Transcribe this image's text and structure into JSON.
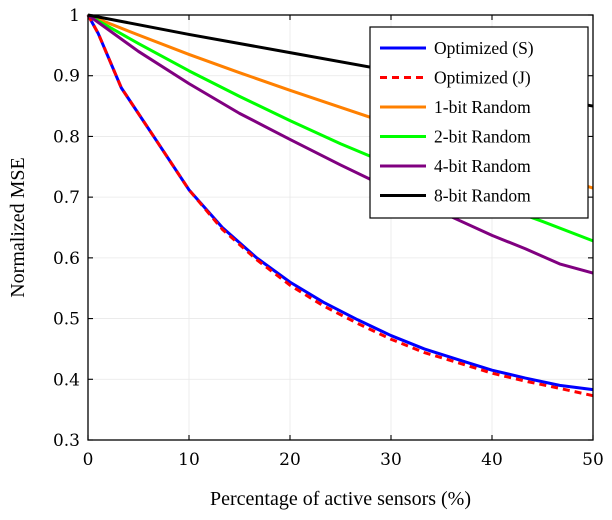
{
  "chart_data": {
    "type": "line",
    "xlabel": "Percentage of active sensors (%)",
    "ylabel": "Normalized MSE",
    "xlim": [
      0,
      50
    ],
    "ylim": [
      0.3,
      1
    ],
    "xticks": [
      0,
      10,
      20,
      30,
      40,
      50
    ],
    "yticks": [
      0.3,
      0.4,
      0.5,
      0.6,
      0.7,
      0.8,
      0.9,
      1
    ],
    "xtick_labels": [
      "0",
      "10",
      "20",
      "30",
      "40",
      "50"
    ],
    "ytick_labels": [
      "0.3",
      "0.4",
      "0.5",
      "0.6",
      "0.7",
      "0.8",
      "0.9",
      "1"
    ],
    "grid": true,
    "legend_position": "top-right",
    "series": [
      {
        "name": "Optimized (S)",
        "color": "#0000ff",
        "dash": "solid",
        "x": [
          0,
          1,
          3.3,
          6.7,
          10,
          13.3,
          16.7,
          20,
          23.3,
          26.7,
          30,
          33.3,
          36.7,
          40,
          43.3,
          46.7,
          50
        ],
        "y": [
          1,
          0.97,
          0.88,
          0.795,
          0.712,
          0.65,
          0.6,
          0.56,
          0.527,
          0.498,
          0.472,
          0.45,
          0.432,
          0.415,
          0.402,
          0.39,
          0.383
        ]
      },
      {
        "name": "Optimized (J)",
        "color": "#ff0000",
        "dash": "dashed",
        "x": [
          0,
          1,
          3.3,
          6.7,
          10,
          13.3,
          16.7,
          20,
          23.3,
          26.7,
          30,
          33.3,
          36.7,
          40,
          43.3,
          46.7,
          50
        ],
        "y": [
          1,
          0.97,
          0.88,
          0.795,
          0.712,
          0.647,
          0.597,
          0.555,
          0.521,
          0.492,
          0.466,
          0.444,
          0.427,
          0.41,
          0.397,
          0.385,
          0.373
        ]
      },
      {
        "name": "1-bit Random",
        "color": "#ff8000",
        "dash": "solid",
        "x": [
          0,
          5,
          10,
          15,
          20,
          25,
          30,
          35,
          40,
          45,
          50
        ],
        "y": [
          1,
          0.967,
          0.935,
          0.905,
          0.876,
          0.848,
          0.82,
          0.793,
          0.766,
          0.74,
          0.715
        ]
      },
      {
        "name": "2-bit Random",
        "color": "#00ff00",
        "dash": "solid",
        "x": [
          0,
          5,
          10,
          15,
          20,
          25,
          30,
          35,
          40,
          45,
          50
        ],
        "y": [
          1,
          0.953,
          0.908,
          0.866,
          0.826,
          0.788,
          0.753,
          0.72,
          0.69,
          0.66,
          0.628
        ]
      },
      {
        "name": "4-bit Random",
        "color": "#800080",
        "dash": "solid",
        "x": [
          0,
          5,
          10,
          15,
          20,
          25,
          30,
          35,
          40,
          43.3,
          46.7,
          50
        ],
        "y": [
          1,
          0.94,
          0.887,
          0.838,
          0.795,
          0.753,
          0.713,
          0.675,
          0.637,
          0.615,
          0.59,
          0.575
        ]
      },
      {
        "name": "8-bit Random",
        "color": "#000000",
        "dash": "solid",
        "x": [
          0,
          10,
          20,
          30,
          40,
          50
        ],
        "y": [
          1,
          0.968,
          0.938,
          0.908,
          0.878,
          0.85
        ]
      }
    ]
  }
}
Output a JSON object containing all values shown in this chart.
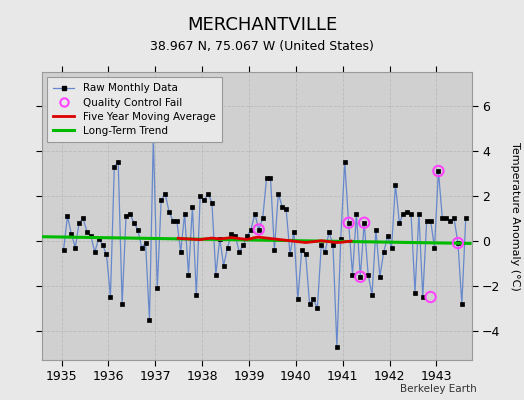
{
  "title": "MERCHANTVILLE",
  "subtitle": "38.967 N, 75.067 W (United States)",
  "ylabel": "Temperature Anomaly (°C)",
  "credit": "Berkeley Earth",
  "xlim": [
    1934.58,
    1943.75
  ],
  "ylim": [
    -5.3,
    7.5
  ],
  "yticks": [
    -4,
    -2,
    0,
    2,
    4,
    6
  ],
  "xticks": [
    1935,
    1936,
    1937,
    1938,
    1939,
    1940,
    1941,
    1942,
    1943
  ],
  "bg_color": "#e8e8e8",
  "plot_bg_color": "#d0d0d0",
  "raw_x": [
    1935.042,
    1935.125,
    1935.208,
    1935.292,
    1935.375,
    1935.458,
    1935.542,
    1935.625,
    1935.708,
    1935.792,
    1935.875,
    1935.958,
    1936.042,
    1936.125,
    1936.208,
    1936.292,
    1936.375,
    1936.458,
    1936.542,
    1936.625,
    1936.708,
    1936.792,
    1936.875,
    1936.958,
    1937.042,
    1937.125,
    1937.208,
    1937.292,
    1937.375,
    1937.458,
    1937.542,
    1937.625,
    1937.708,
    1937.792,
    1937.875,
    1937.958,
    1938.042,
    1938.125,
    1938.208,
    1938.292,
    1938.375,
    1938.458,
    1938.542,
    1938.625,
    1938.708,
    1938.792,
    1938.875,
    1938.958,
    1939.042,
    1939.125,
    1939.208,
    1939.292,
    1939.375,
    1939.458,
    1939.542,
    1939.625,
    1939.708,
    1939.792,
    1939.875,
    1939.958,
    1940.042,
    1940.125,
    1940.208,
    1940.292,
    1940.375,
    1940.458,
    1940.542,
    1940.625,
    1940.708,
    1940.792,
    1940.875,
    1940.958,
    1941.042,
    1941.125,
    1941.208,
    1941.292,
    1941.375,
    1941.458,
    1941.542,
    1941.625,
    1941.708,
    1941.792,
    1941.875,
    1941.958,
    1942.042,
    1942.125,
    1942.208,
    1942.292,
    1942.375,
    1942.458,
    1942.542,
    1942.625,
    1942.708,
    1942.792,
    1942.875,
    1942.958,
    1943.042,
    1943.125,
    1943.208,
    1943.292,
    1943.375,
    1943.458,
    1943.542,
    1943.625
  ],
  "raw_y": [
    -0.4,
    1.1,
    0.3,
    -0.3,
    0.8,
    1.0,
    0.4,
    0.2,
    -0.5,
    0.1,
    -0.2,
    -0.6,
    -2.5,
    3.3,
    3.5,
    -2.8,
    1.1,
    1.2,
    0.8,
    0.5,
    -0.3,
    -0.1,
    -3.5,
    4.6,
    -2.1,
    1.8,
    2.1,
    1.3,
    0.9,
    0.9,
    -0.5,
    1.2,
    -1.5,
    1.5,
    -2.4,
    2.0,
    1.8,
    2.1,
    1.7,
    -1.5,
    0.1,
    -1.1,
    -0.3,
    0.3,
    0.2,
    -0.5,
    -0.2,
    0.2,
    0.5,
    1.2,
    0.5,
    1.0,
    2.8,
    2.8,
    -0.4,
    2.1,
    1.5,
    1.4,
    -0.6,
    0.4,
    -2.6,
    -0.4,
    -0.6,
    -2.8,
    -2.6,
    -3.0,
    -0.2,
    -0.5,
    0.4,
    -0.2,
    -4.7,
    0.1,
    3.5,
    0.8,
    -1.5,
    1.2,
    -1.6,
    0.8,
    -1.5,
    -2.4,
    0.5,
    -1.6,
    -0.5,
    0.2,
    -0.3,
    2.5,
    0.8,
    1.2,
    1.3,
    1.2,
    -2.3,
    1.2,
    -2.5,
    0.9,
    0.9,
    -0.3,
    3.1,
    1.0,
    1.0,
    0.9,
    1.0,
    -0.1,
    -2.8,
    1.0
  ],
  "qc_fail_x": [
    1939.208,
    1941.125,
    1941.375,
    1941.458,
    1942.875,
    1943.042,
    1943.458
  ],
  "qc_fail_y": [
    0.5,
    0.8,
    -1.6,
    0.8,
    -2.5,
    3.1,
    -0.1
  ],
  "moving_avg_x": [
    1937.458,
    1937.542,
    1937.625,
    1937.708,
    1937.792,
    1937.875,
    1937.958,
    1938.042,
    1938.125,
    1938.208,
    1938.292,
    1938.375,
    1938.458,
    1938.542,
    1938.625,
    1938.708,
    1938.792,
    1938.875,
    1938.958,
    1939.042,
    1939.125,
    1939.208,
    1939.292,
    1939.375,
    1939.458,
    1939.542,
    1939.625,
    1939.708,
    1939.792,
    1939.875,
    1939.958,
    1940.042,
    1940.125,
    1940.208,
    1940.292,
    1940.375,
    1940.458,
    1940.542,
    1940.625,
    1940.708,
    1940.792,
    1940.875,
    1940.958,
    1941.042,
    1941.125,
    1941.208
  ],
  "moving_avg_y": [
    0.12,
    0.1,
    0.09,
    0.08,
    0.07,
    0.06,
    0.05,
    0.08,
    0.1,
    0.12,
    0.1,
    0.08,
    0.1,
    0.12,
    0.14,
    0.12,
    0.1,
    0.08,
    0.06,
    0.1,
    0.14,
    0.16,
    0.14,
    0.12,
    0.1,
    0.08,
    0.06,
    0.04,
    0.02,
    0.0,
    -0.02,
    -0.04,
    -0.06,
    -0.08,
    -0.06,
    -0.04,
    -0.02,
    0.0,
    -0.02,
    -0.04,
    -0.06,
    -0.08,
    -0.07,
    -0.05,
    -0.03,
    -0.01
  ],
  "trend_x": [
    1934.58,
    1943.75
  ],
  "trend_y": [
    0.18,
    -0.12
  ],
  "raw_line_color": "#6688cc",
  "raw_marker_color": "#000000",
  "qc_color": "#ff44ff",
  "moving_avg_color": "#dd0000",
  "trend_color": "#00bb00",
  "grid_color": "#bbbbbb",
  "spine_color": "#999999",
  "title_fontsize": 13,
  "subtitle_fontsize": 9,
  "tick_fontsize": 9,
  "ylabel_fontsize": 8
}
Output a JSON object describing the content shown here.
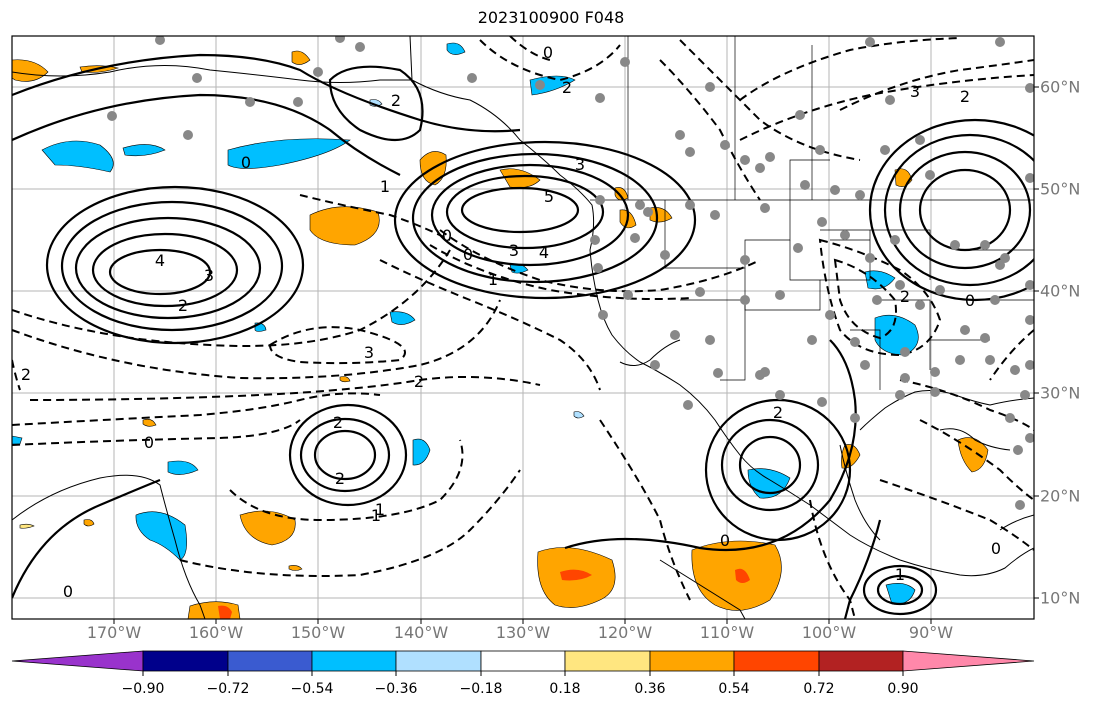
{
  "title": "2023100900 F048",
  "lon_labels": [
    "170°W",
    "160°W",
    "150°W",
    "140°W",
    "130°W",
    "120°W",
    "110°W",
    "100°W",
    "90°W"
  ],
  "lat_labels": [
    "60°N",
    "50°N",
    "40°N",
    "30°N",
    "20°N",
    "10°N"
  ],
  "contour_labels": [
    "4",
    "3",
    "2",
    "0",
    "1",
    "5",
    "4",
    "3",
    "2",
    "0",
    "1",
    "2",
    "0",
    "3",
    "2",
    "0",
    "2",
    "2",
    "0",
    "1",
    "2",
    "3",
    "2",
    "0",
    "0",
    "1",
    "2",
    "3",
    "2",
    "0",
    "1",
    "0"
  ],
  "colorbar": {
    "tick_labels": [
      "−0.90",
      "−0.72",
      "−0.54",
      "−0.36",
      "−0.18",
      "0.18",
      "0.36",
      "0.54",
      "0.72",
      "0.90"
    ],
    "colors": [
      "#9933cc",
      "#00008b",
      "#3a5bd0",
      "#00bfff",
      "#b0e0ff",
      "#ffffff",
      "#ffe680",
      "#ffa500",
      "#ff4500",
      "#b22222",
      "#ff88aa"
    ]
  }
}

::::::

* WHAT THIS TASK INVOLVES
Find the line with "Output a JSON object describing" in the listing and extract it and all lines after it through the end, exactly, without the pictures.

* CORRECT OUTPUT
Output a JSON object describing the content shown here.
{
  "title": "2023100900 F048",
  "lon_labels": [
    "170°W",
    "160°W",
    "150°W",
    "140°W",
    "130°W",
    "120°W",
    "110°W",
    "100°W",
    "90°W"
  ],
  "lat_labels": [
    "60°N",
    "50°N",
    "40°N",
    "30°N",
    "20°N",
    "10°N"
  ],
  "contour_labels": [
    "4",
    "3",
    "2",
    "0",
    "1",
    "5",
    "4",
    "3",
    "2",
    "0",
    "1",
    "2",
    "0",
    "3",
    "2",
    "0",
    "2",
    "2",
    "0",
    "1",
    "2",
    "3",
    "2",
    "0",
    "0",
    "1",
    "2",
    "3",
    "2",
    "0",
    "1",
    "0"
  ],
  "colorbar": {
    "tick_labels": [
      "−0.90",
      "−0.72",
      "−0.54",
      "−0.36",
      "−0.18",
      "0.18",
      "0.36",
      "0.54",
      "0.72",
      "0.90"
    ],
    "colors": [
      "#9933cc",
      "#00008b",
      "#3a5bd0",
      "#00bfff",
      "#b0e0ff",
      "#ffffff",
      "#ffe680",
      "#ffa500",
      "#ff4500",
      "#b22222",
      "#ff88aa"
    ]
  }
}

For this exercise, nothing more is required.